— BEGIN Supplied data —

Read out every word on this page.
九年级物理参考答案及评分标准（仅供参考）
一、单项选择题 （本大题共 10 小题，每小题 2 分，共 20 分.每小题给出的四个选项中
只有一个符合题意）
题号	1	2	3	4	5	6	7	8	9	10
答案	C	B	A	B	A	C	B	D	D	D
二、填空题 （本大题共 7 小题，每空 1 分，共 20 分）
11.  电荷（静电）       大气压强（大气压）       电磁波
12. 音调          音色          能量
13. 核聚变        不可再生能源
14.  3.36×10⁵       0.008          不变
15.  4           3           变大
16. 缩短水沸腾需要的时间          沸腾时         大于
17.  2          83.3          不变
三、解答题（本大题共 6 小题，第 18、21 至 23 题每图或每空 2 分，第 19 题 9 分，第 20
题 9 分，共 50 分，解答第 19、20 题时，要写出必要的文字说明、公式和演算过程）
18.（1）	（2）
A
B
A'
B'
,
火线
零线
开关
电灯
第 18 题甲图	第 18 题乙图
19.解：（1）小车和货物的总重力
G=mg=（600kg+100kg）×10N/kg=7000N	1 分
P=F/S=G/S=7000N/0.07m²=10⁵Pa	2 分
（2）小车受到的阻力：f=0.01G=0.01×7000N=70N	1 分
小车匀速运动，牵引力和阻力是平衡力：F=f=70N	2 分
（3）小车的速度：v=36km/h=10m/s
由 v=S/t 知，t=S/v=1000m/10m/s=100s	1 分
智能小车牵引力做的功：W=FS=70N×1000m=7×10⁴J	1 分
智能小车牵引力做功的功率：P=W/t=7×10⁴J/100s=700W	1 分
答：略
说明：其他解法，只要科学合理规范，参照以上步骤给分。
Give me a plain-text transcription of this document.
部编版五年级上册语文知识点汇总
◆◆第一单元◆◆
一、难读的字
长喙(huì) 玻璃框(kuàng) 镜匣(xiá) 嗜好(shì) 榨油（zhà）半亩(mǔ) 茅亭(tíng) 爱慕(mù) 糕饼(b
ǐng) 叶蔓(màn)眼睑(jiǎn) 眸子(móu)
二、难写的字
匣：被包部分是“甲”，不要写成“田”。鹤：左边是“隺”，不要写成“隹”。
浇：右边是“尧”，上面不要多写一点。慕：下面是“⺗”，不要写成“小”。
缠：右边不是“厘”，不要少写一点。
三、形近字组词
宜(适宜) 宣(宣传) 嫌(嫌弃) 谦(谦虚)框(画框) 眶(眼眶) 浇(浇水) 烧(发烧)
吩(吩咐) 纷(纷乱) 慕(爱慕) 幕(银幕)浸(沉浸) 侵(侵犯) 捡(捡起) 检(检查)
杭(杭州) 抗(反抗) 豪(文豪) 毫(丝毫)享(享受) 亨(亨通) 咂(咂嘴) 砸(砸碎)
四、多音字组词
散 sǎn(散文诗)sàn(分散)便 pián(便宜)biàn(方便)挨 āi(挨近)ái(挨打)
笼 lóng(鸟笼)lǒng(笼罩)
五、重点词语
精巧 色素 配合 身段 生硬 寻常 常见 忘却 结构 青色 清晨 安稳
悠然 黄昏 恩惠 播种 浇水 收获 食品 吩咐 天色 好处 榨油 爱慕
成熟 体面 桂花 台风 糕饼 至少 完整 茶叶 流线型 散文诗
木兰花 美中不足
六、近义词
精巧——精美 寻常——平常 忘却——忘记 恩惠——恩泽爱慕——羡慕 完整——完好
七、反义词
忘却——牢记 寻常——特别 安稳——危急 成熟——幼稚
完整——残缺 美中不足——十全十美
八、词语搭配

— END Supplied data —

> _Goal_:
All of the entries should be written out again exactly.

> _Result below_:
Read out every word on this page.
九年级物理参考答案及评分标准（仅供参考）
一、单项选择题 （本大题共 10 小题，每小题 2 分，共 20 分.每小题给出的四个选项中
只有一个符合题意）
题号	1	2	3	4	5	6	7	8	9	10
答案	C	B	A	B	A	C	B	D	D	D
二、填空题 （本大题共 7 小题，每空 1 分，共 20 分）
11.  电荷（静电）       大气压强（大气压）       电磁波
12. 音调          音色          能量
13. 核聚变        不可再生能源
14.  3.36×10⁵       0.008          不变
15.  4           3           变大
16. 缩短水沸腾需要的时间          沸腾时         大于
17.  2          83.3          不变
三、解答题（本大题共 6 小题，第 18、21 至 23 题每图或每空 2 分，第 19 题 9 分，第 20
题 9 分，共 50 分，解答第 19、20 题时，要写出必要的文字说明、公式和演算过程）
18.（1）	（2）
A
B
A'
B'
,
火线
零线
开关
电灯
第 18 题甲图	第 18 题乙图
19.解：（1）小车和货物的总重力
G=mg=（600kg+100kg）×10N/kg=7000N	1 分
P=F/S=G/S=7000N/0.07m²=10⁵Pa	2 分
（2）小车受到的阻力：f=0.01G=0.01×7000N=70N	1 分
小车匀速运动，牵引力和阻力是平衡力：F=f=70N	2 分
（3）小车的速度：v=36km/h=10m/s
由 v=S/t 知，t=S/v=1000m/10m/s=100s	1 分
智能小车牵引力做的功：W=FS=70N×1000m=7×10⁴J	1 分
智能小车牵引力做功的功率：P=W/t=7×10⁴J/100s=700W	1 分
答：略
说明：其他解法，只要科学合理规范，参照以上步骤给分。
Give me a plain-text transcription of this document.
部编版五年级上册语文知识点汇总
◆◆第一单元◆◆
一、难读的字
长喙(huì) 玻璃框(kuàng) 镜匣(xiá) 嗜好(shì) 榨油（zhà）半亩(mǔ) 茅亭(tíng) 爱慕(mù) 糕饼(b
ǐng) 叶蔓(màn)眼睑(jiǎn) 眸子(móu)
二、难写的字
匣：被包部分是“甲”，不要写成“田”。鹤：左边是“隺”，不要写成“隹”。
浇：右边是“尧”，上面不要多写一点。慕：下面是“⺗”，不要写成“小”。
缠：右边不是“厘”，不要少写一点。
三、形近字组词
宜(适宜) 宣(宣传) 嫌(嫌弃) 谦(谦虚)框(画框) 眶(眼眶) 浇(浇水) 烧(发烧)
吩(吩咐) 纷(纷乱) 慕(爱慕) 幕(银幕)浸(沉浸) 侵(侵犯) 捡(捡起) 检(检查)
杭(杭州) 抗(反抗) 豪(文豪) 毫(丝毫)享(享受) 亨(亨通) 咂(咂嘴) 砸(砸碎)
四、多音字组词
散 sǎn(散文诗)sàn(分散)便 pián(便宜)biàn(方便)挨 āi(挨近)ái(挨打)
笼 lóng(鸟笼)lǒng(笼罩)
五、重点词语
精巧 色素 配合 身段 生硬 寻常 常见 忘却 结构 青色 清晨 安稳
悠然 黄昏 恩惠 播种 浇水 收获 食品 吩咐 天色 好处 榨油 爱慕
成熟 体面 桂花 台风 糕饼 至少 完整 茶叶 流线型 散文诗
木兰花 美中不足
六、近义词
精巧——精美 寻常——平常 忘却——忘记 恩惠——恩泽爱慕——羡慕 完整——完好
七、反义词
忘却——牢记 寻常——特别 安稳——危急 成熟——幼稚
完整——残缺 美中不足——十全十美
八、词语搭配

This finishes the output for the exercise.